## TASK PROMPT
Output all of the entries exactly as written.
[Start DATA EXTRACT]
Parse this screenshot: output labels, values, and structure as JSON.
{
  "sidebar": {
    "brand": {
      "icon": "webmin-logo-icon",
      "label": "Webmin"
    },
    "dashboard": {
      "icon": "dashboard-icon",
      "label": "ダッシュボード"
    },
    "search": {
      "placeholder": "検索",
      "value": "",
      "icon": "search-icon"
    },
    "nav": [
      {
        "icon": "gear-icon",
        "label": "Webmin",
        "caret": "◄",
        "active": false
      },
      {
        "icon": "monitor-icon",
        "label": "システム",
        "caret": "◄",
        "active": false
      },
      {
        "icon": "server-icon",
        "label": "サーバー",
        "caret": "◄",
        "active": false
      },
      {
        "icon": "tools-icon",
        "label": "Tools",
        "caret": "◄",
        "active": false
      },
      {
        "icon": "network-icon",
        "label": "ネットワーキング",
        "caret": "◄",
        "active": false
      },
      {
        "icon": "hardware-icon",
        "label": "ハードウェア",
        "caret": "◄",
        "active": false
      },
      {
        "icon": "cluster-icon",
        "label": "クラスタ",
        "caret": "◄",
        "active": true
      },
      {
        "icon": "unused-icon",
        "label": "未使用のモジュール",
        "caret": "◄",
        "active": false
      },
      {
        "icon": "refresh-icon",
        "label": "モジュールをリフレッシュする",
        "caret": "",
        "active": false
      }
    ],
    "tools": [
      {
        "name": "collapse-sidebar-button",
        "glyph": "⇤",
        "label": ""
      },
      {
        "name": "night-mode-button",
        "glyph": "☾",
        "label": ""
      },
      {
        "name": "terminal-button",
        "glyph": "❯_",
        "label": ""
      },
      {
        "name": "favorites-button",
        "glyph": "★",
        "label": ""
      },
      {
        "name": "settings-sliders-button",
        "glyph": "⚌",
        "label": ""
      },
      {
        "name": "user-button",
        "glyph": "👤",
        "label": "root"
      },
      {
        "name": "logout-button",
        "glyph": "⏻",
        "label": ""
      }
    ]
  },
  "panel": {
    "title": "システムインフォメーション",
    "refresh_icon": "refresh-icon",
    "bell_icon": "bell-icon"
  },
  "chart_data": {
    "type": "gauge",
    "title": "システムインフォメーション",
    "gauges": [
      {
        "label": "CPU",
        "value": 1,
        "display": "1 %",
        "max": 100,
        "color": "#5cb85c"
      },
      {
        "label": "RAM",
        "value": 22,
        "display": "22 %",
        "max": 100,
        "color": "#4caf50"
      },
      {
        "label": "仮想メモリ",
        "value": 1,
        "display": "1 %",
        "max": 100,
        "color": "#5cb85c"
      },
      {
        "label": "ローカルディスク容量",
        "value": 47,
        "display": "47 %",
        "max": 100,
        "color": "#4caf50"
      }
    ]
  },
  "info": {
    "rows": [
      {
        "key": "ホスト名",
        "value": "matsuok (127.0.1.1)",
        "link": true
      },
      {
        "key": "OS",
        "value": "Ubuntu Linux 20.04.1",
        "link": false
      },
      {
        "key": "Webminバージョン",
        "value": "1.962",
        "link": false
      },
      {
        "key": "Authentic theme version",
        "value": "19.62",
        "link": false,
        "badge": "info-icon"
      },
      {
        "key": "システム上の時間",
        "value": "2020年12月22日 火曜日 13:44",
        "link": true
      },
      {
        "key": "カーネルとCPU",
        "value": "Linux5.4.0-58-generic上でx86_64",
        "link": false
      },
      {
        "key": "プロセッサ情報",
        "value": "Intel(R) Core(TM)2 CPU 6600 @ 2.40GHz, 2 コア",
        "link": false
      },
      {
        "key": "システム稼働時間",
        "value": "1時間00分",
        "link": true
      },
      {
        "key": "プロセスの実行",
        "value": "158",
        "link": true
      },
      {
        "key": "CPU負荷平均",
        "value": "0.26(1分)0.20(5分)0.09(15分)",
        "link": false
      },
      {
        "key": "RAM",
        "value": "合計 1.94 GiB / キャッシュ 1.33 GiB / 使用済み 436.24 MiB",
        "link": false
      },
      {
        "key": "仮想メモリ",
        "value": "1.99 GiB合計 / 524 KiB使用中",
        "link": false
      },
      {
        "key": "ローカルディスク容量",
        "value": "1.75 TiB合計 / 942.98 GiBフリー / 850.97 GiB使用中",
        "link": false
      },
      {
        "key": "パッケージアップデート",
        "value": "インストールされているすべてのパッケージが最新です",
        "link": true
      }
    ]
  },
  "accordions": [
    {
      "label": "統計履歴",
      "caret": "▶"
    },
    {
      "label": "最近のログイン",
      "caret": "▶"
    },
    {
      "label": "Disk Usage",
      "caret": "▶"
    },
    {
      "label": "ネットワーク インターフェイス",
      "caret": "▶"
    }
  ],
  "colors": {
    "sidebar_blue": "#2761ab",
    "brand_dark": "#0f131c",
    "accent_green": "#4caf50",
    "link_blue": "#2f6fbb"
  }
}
[End DATA EXTRACT]
## COMPLETE RESPONSE
Parse this screenshot: output labels, values, and structure as JSON.
{
  "sidebar": {
    "brand": {
      "icon": "webmin-logo-icon",
      "label": "Webmin"
    },
    "dashboard": {
      "icon": "dashboard-icon",
      "label": "ダッシュボード"
    },
    "search": {
      "placeholder": "検索",
      "value": "",
      "icon": "search-icon"
    },
    "nav": [
      {
        "icon": "gear-icon",
        "label": "Webmin",
        "caret": "◄",
        "active": false
      },
      {
        "icon": "monitor-icon",
        "label": "システム",
        "caret": "◄",
        "active": false
      },
      {
        "icon": "server-icon",
        "label": "サーバー",
        "caret": "◄",
        "active": false
      },
      {
        "icon": "tools-icon",
        "label": "Tools",
        "caret": "◄",
        "active": false
      },
      {
        "icon": "network-icon",
        "label": "ネットワーキング",
        "caret": "◄",
        "active": false
      },
      {
        "icon": "hardware-icon",
        "label": "ハードウェア",
        "caret": "◄",
        "active": false
      },
      {
        "icon": "cluster-icon",
        "label": "クラスタ",
        "caret": "◄",
        "active": true
      },
      {
        "icon": "unused-icon",
        "label": "未使用のモジュール",
        "caret": "◄",
        "active": false
      },
      {
        "icon": "refresh-icon",
        "label": "モジュールをリフレッシュする",
        "caret": "",
        "active": false
      }
    ],
    "tools": [
      {
        "name": "collapse-sidebar-button",
        "glyph": "⇤",
        "label": ""
      },
      {
        "name": "night-mode-button",
        "glyph": "☾",
        "label": ""
      },
      {
        "name": "terminal-button",
        "glyph": "❯_",
        "label": ""
      },
      {
        "name": "favorites-button",
        "glyph": "★",
        "label": ""
      },
      {
        "name": "settings-sliders-button",
        "glyph": "⚌",
        "label": ""
      },
      {
        "name": "user-button",
        "glyph": "👤",
        "label": "root"
      },
      {
        "name": "logout-button",
        "glyph": "⏻",
        "label": ""
      }
    ]
  },
  "panel": {
    "title": "システムインフォメーション",
    "refresh_icon": "refresh-icon",
    "bell_icon": "bell-icon"
  },
  "chart_data": {
    "type": "gauge",
    "title": "システムインフォメーション",
    "gauges": [
      {
        "label": "CPU",
        "value": 1,
        "display": "1 %",
        "max": 100,
        "color": "#5cb85c"
      },
      {
        "label": "RAM",
        "value": 22,
        "display": "22 %",
        "max": 100,
        "color": "#4caf50"
      },
      {
        "label": "仮想メモリ",
        "value": 1,
        "display": "1 %",
        "max": 100,
        "color": "#5cb85c"
      },
      {
        "label": "ローカルディスク容量",
        "value": 47,
        "display": "47 %",
        "max": 100,
        "color": "#4caf50"
      }
    ]
  },
  "info": {
    "rows": [
      {
        "key": "ホスト名",
        "value": "matsuok (127.0.1.1)",
        "link": true
      },
      {
        "key": "OS",
        "value": "Ubuntu Linux 20.04.1",
        "link": false
      },
      {
        "key": "Webminバージョン",
        "value": "1.962",
        "link": false
      },
      {
        "key": "Authentic theme version",
        "value": "19.62",
        "link": false,
        "badge": "info-icon"
      },
      {
        "key": "システム上の時間",
        "value": "2020年12月22日 火曜日 13:44",
        "link": true
      },
      {
        "key": "カーネルとCPU",
        "value": "Linux5.4.0-58-generic上でx86_64",
        "link": false
      },
      {
        "key": "プロセッサ情報",
        "value": "Intel(R) Core(TM)2 CPU 6600 @ 2.40GHz, 2 コア",
        "link": false
      },
      {
        "key": "システム稼働時間",
        "value": "1時間00分",
        "link": true
      },
      {
        "key": "プロセスの実行",
        "value": "158",
        "link": true
      },
      {
        "key": "CPU負荷平均",
        "value": "0.26(1分)0.20(5分)0.09(15分)",
        "link": false
      },
      {
        "key": "RAM",
        "value": "合計 1.94 GiB / キャッシュ 1.33 GiB / 使用済み 436.24 MiB",
        "link": false
      },
      {
        "key": "仮想メモリ",
        "value": "1.99 GiB合計 / 524 KiB使用中",
        "link": false
      },
      {
        "key": "ローカルディスク容量",
        "value": "1.75 TiB合計 / 942.98 GiBフリー / 850.97 GiB使用中",
        "link": false
      },
      {
        "key": "パッケージアップデート",
        "value": "インストールされているすべてのパッケージが最新です",
        "link": true
      }
    ]
  },
  "accordions": [
    {
      "label": "統計履歴",
      "caret": "▶"
    },
    {
      "label": "最近のログイン",
      "caret": "▶"
    },
    {
      "label": "Disk Usage",
      "caret": "▶"
    },
    {
      "label": "ネットワーク インターフェイス",
      "caret": "▶"
    }
  ],
  "colors": {
    "sidebar_blue": "#2761ab",
    "brand_dark": "#0f131c",
    "accent_green": "#4caf50",
    "link_blue": "#2f6fbb"
  }
}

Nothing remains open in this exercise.